* _WHAT THE EXERCISE ASKS_: Can all of these lines be returned exactly?

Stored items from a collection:
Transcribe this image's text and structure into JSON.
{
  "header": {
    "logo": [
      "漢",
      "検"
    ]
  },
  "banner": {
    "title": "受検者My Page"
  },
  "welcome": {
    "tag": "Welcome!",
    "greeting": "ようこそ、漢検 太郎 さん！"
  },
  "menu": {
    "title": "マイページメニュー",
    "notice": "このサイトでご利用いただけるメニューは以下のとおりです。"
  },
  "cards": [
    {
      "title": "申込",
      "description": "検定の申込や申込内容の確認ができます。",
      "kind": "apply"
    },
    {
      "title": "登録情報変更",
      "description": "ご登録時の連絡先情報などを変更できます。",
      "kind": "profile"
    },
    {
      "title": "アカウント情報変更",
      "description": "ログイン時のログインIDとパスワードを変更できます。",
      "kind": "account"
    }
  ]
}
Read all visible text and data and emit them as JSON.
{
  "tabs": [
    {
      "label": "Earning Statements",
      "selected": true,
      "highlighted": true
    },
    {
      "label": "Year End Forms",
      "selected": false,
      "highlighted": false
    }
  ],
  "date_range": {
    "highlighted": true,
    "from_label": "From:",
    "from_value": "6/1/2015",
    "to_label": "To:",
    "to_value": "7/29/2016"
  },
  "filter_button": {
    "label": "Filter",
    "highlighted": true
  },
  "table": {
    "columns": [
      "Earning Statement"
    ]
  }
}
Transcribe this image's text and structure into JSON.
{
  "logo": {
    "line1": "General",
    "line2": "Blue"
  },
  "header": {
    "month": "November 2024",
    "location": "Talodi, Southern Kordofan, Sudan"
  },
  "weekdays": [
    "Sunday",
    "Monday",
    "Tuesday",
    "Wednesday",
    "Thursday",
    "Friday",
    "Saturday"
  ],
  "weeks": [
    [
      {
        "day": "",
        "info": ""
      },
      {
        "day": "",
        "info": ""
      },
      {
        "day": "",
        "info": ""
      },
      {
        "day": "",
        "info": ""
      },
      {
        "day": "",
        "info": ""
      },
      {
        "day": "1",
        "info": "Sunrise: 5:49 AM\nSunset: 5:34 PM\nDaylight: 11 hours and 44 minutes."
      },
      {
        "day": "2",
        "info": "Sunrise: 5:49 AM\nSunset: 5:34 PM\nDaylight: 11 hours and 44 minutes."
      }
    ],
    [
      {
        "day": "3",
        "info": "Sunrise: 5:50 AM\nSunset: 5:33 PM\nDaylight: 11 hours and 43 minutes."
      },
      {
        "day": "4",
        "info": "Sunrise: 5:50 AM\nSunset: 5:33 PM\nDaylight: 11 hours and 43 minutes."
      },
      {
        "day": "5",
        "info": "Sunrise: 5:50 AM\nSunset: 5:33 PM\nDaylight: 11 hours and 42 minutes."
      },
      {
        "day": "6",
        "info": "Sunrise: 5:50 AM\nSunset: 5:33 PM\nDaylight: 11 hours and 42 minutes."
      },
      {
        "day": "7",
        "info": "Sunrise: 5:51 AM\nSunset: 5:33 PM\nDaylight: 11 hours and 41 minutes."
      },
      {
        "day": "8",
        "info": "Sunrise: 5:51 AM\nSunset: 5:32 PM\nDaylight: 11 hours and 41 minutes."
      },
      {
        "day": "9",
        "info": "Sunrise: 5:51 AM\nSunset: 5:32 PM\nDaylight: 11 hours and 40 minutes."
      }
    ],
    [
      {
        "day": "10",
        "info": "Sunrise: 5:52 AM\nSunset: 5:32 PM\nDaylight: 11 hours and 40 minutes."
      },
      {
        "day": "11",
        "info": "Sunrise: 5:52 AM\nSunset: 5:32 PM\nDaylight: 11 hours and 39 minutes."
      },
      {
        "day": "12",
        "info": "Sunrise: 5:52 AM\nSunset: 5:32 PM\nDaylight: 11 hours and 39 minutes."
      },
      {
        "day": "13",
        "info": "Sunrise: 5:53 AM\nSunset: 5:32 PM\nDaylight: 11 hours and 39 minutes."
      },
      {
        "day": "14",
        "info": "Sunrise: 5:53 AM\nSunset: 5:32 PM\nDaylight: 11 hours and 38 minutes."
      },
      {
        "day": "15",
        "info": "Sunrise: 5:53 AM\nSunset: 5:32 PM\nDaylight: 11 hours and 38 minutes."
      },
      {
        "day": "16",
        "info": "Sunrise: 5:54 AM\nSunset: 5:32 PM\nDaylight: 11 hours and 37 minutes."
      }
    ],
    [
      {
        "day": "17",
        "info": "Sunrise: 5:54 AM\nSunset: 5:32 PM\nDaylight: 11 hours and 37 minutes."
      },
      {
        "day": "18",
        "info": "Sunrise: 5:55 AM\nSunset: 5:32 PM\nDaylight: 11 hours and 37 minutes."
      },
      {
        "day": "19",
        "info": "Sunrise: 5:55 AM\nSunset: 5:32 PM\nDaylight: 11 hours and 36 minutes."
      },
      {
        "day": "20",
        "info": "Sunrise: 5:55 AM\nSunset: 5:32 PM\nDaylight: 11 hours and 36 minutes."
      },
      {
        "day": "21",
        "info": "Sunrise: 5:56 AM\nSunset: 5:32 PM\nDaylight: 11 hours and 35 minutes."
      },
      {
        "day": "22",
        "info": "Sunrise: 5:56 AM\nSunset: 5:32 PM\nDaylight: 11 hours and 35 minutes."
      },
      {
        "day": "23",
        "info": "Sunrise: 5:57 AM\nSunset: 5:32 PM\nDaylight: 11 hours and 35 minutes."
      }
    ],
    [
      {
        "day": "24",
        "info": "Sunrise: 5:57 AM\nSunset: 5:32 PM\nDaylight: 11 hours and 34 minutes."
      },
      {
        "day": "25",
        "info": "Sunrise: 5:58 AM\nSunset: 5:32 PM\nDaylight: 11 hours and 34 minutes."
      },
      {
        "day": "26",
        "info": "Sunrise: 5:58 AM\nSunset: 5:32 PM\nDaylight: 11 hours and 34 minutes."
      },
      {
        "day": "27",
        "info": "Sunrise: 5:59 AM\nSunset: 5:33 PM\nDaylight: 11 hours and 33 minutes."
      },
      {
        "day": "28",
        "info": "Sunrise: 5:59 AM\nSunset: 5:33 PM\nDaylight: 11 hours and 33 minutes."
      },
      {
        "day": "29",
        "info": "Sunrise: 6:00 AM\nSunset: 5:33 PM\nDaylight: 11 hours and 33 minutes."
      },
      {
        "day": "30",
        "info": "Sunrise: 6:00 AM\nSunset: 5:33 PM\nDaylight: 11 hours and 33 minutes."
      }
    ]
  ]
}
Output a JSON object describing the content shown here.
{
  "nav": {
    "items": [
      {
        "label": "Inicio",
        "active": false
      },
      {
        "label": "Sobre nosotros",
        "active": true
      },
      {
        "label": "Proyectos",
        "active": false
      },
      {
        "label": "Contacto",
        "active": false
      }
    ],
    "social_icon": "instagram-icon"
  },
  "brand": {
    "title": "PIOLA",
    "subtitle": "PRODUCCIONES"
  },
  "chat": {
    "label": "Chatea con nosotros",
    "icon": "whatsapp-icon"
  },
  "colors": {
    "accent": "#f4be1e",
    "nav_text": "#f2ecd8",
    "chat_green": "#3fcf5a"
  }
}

* _ANSWER TO THE EXERCISE_:
Transcribe this image's text and structure into JSON.
{
  "header": {
    "logo": [
      "漢",
      "検"
    ]
  },
  "banner": {
    "title": "受検者My Page"
  },
  "welcome": {
    "tag": "Welcome!",
    "greeting": "ようこそ、漢検 太郎 さん！"
  },
  "menu": {
    "title": "マイページメニュー",
    "notice": "このサイトでご利用いただけるメニューは以下のとおりです。"
  },
  "cards": [
    {
      "title": "申込",
      "description": "検定の申込や申込内容の確認ができます。",
      "kind": "apply"
    },
    {
      "title": "登録情報変更",
      "description": "ご登録時の連絡先情報などを変更できます。",
      "kind": "profile"
    },
    {
      "title": "アカウント情報変更",
      "description": "ログイン時のログインIDとパスワードを変更できます。",
      "kind": "account"
    }
  ]
}
Read all visible text and data and emit them as JSON.
{
  "tabs": [
    {
      "label": "Earning Statements",
      "selected": true,
      "highlighted": true
    },
    {
      "label": "Year End Forms",
      "selected": false,
      "highlighted": false
    }
  ],
  "date_range": {
    "highlighted": true,
    "from_label": "From:",
    "from_value": "6/1/2015",
    "to_label": "To:",
    "to_value": "7/29/2016"
  },
  "filter_button": {
    "label": "Filter",
    "highlighted": true
  },
  "table": {
    "columns": [
      "Earning Statement"
    ]
  }
}
Transcribe this image's text and structure into JSON.
{
  "logo": {
    "line1": "General",
    "line2": "Blue"
  },
  "header": {
    "month": "November 2024",
    "location": "Talodi, Southern Kordofan, Sudan"
  },
  "weekdays": [
    "Sunday",
    "Monday",
    "Tuesday",
    "Wednesday",
    "Thursday",
    "Friday",
    "Saturday"
  ],
  "weeks": [
    [
      {
        "day": "",
        "info": ""
      },
      {
        "day": "",
        "info": ""
      },
      {
        "day": "",
        "info": ""
      },
      {
        "day": "",
        "info": ""
      },
      {
        "day": "",
        "info": ""
      },
      {
        "day": "1",
        "info": "Sunrise: 5:49 AM\nSunset: 5:34 PM\nDaylight: 11 hours and 44 minutes."
      },
      {
        "day": "2",
        "info": "Sunrise: 5:49 AM\nSunset: 5:34 PM\nDaylight: 11 hours and 44 minutes."
      }
    ],
    [
      {
        "day": "3",
        "info": "Sunrise: 5:50 AM\nSunset: 5:33 PM\nDaylight: 11 hours and 43 minutes."
      },
      {
        "day": "4",
        "info": "Sunrise: 5:50 AM\nSunset: 5:33 PM\nDaylight: 11 hours and 43 minutes."
      },
      {
        "day": "5",
        "info": "Sunrise: 5:50 AM\nSunset: 5:33 PM\nDaylight: 11 hours and 42 minutes."
      },
      {
        "day": "6",
        "info": "Sunrise: 5:50 AM\nSunset: 5:33 PM\nDaylight: 11 hours and 42 minutes."
      },
      {
        "day": "7",
        "info": "Sunrise: 5:51 AM\nSunset: 5:33 PM\nDaylight: 11 hours and 41 minutes."
      },
      {
        "day": "8",
        "info": "Sunrise: 5:51 AM\nSunset: 5:32 PM\nDaylight: 11 hours and 41 minutes."
      },
      {
        "day": "9",
        "info": "Sunrise: 5:51 AM\nSunset: 5:32 PM\nDaylight: 11 hours and 40 minutes."
      }
    ],
    [
      {
        "day": "10",
        "info": "Sunrise: 5:52 AM\nSunset: 5:32 PM\nDaylight: 11 hours and 40 minutes."
      },
      {
        "day": "11",
        "info": "Sunrise: 5:52 AM\nSunset: 5:32 PM\nDaylight: 11 hours and 39 minutes."
      },
      {
        "day": "12",
        "info": "Sunrise: 5:52 AM\nSunset: 5:32 PM\nDaylight: 11 hours and 39 minutes."
      },
      {
        "day": "13",
        "info": "Sunrise: 5:53 AM\nSunset: 5:32 PM\nDaylight: 11 hours and 39 minutes."
      },
      {
        "day": "14",
        "info": "Sunrise: 5:53 AM\nSunset: 5:32 PM\nDaylight: 11 hours and 38 minutes."
      },
      {
        "day": "15",
        "info": "Sunrise: 5:53 AM\nSunset: 5:32 PM\nDaylight: 11 hours and 38 minutes."
      },
      {
        "day": "16",
        "info": "Sunrise: 5:54 AM\nSunset: 5:32 PM\nDaylight: 11 hours and 37 minutes."
      }
    ],
    [
      {
        "day": "17",
        "info": "Sunrise: 5:54 AM\nSunset: 5:32 PM\nDaylight: 11 hours and 37 minutes."
      },
      {
        "day": "18",
        "info": "Sunrise: 5:55 AM\nSunset: 5:32 PM\nDaylight: 11 hours and 37 minutes."
      },
      {
        "day": "19",
        "info": "Sunrise: 5:55 AM\nSunset: 5:32 PM\nDaylight: 11 hours and 36 minutes."
      },
      {
        "day": "20",
        "info": "Sunrise: 5:55 AM\nSunset: 5:32 PM\nDaylight: 11 hours and 36 minutes."
      },
      {
        "day": "21",
        "info": "Sunrise: 5:56 AM\nSunset: 5:32 PM\nDaylight: 11 hours and 35 minutes."
      },
      {
        "day": "22",
        "info": "Sunrise: 5:56 AM\nSunset: 5:32 PM\nDaylight: 11 hours and 35 minutes."
      },
      {
        "day": "23",
        "info": "Sunrise: 5:57 AM\nSunset: 5:32 PM\nDaylight: 11 hours and 35 minutes."
      }
    ],
    [
      {
        "day": "24",
        "info": "Sunrise: 5:57 AM\nSunset: 5:32 PM\nDaylight: 11 hours and 34 minutes."
      },
      {
        "day": "25",
        "info": "Sunrise: 5:58 AM\nSunset: 5:32 PM\nDaylight: 11 hours and 34 minutes."
      },
      {
        "day": "26",
        "info": "Sunrise: 5:58 AM\nSunset: 5:32 PM\nDaylight: 11 hours and 34 minutes."
      },
      {
        "day": "27",
        "info": "Sunrise: 5:59 AM\nSunset: 5:33 PM\nDaylight: 11 hours and 33 minutes."
      },
      {
        "day": "28",
        "info": "Sunrise: 5:59 AM\nSunset: 5:33 PM\nDaylight: 11 hours and 33 minutes."
      },
      {
        "day": "29",
        "info": "Sunrise: 6:00 AM\nSunset: 5:33 PM\nDaylight: 11 hours and 33 minutes."
      },
      {
        "day": "30",
        "info": "Sunrise: 6:00 AM\nSunset: 5:33 PM\nDaylight: 11 hours and 33 minutes."
      }
    ]
  ]
}
Output a JSON object describing the content shown here.
{
  "nav": {
    "items": [
      {
        "label": "Inicio",
        "active": false
      },
      {
        "label": "Sobre nosotros",
        "active": true
      },
      {
        "label": "Proyectos",
        "active": false
      },
      {
        "label": "Contacto",
        "active": false
      }
    ],
    "social_icon": "instagram-icon"
  },
  "brand": {
    "title": "PIOLA",
    "subtitle": "PRODUCCIONES"
  },
  "chat": {
    "label": "Chatea con nosotros",
    "icon": "whatsapp-icon"
  },
  "colors": {
    "accent": "#f4be1e",
    "nav_text": "#f2ecd8",
    "chat_green": "#3fcf5a"
  }
}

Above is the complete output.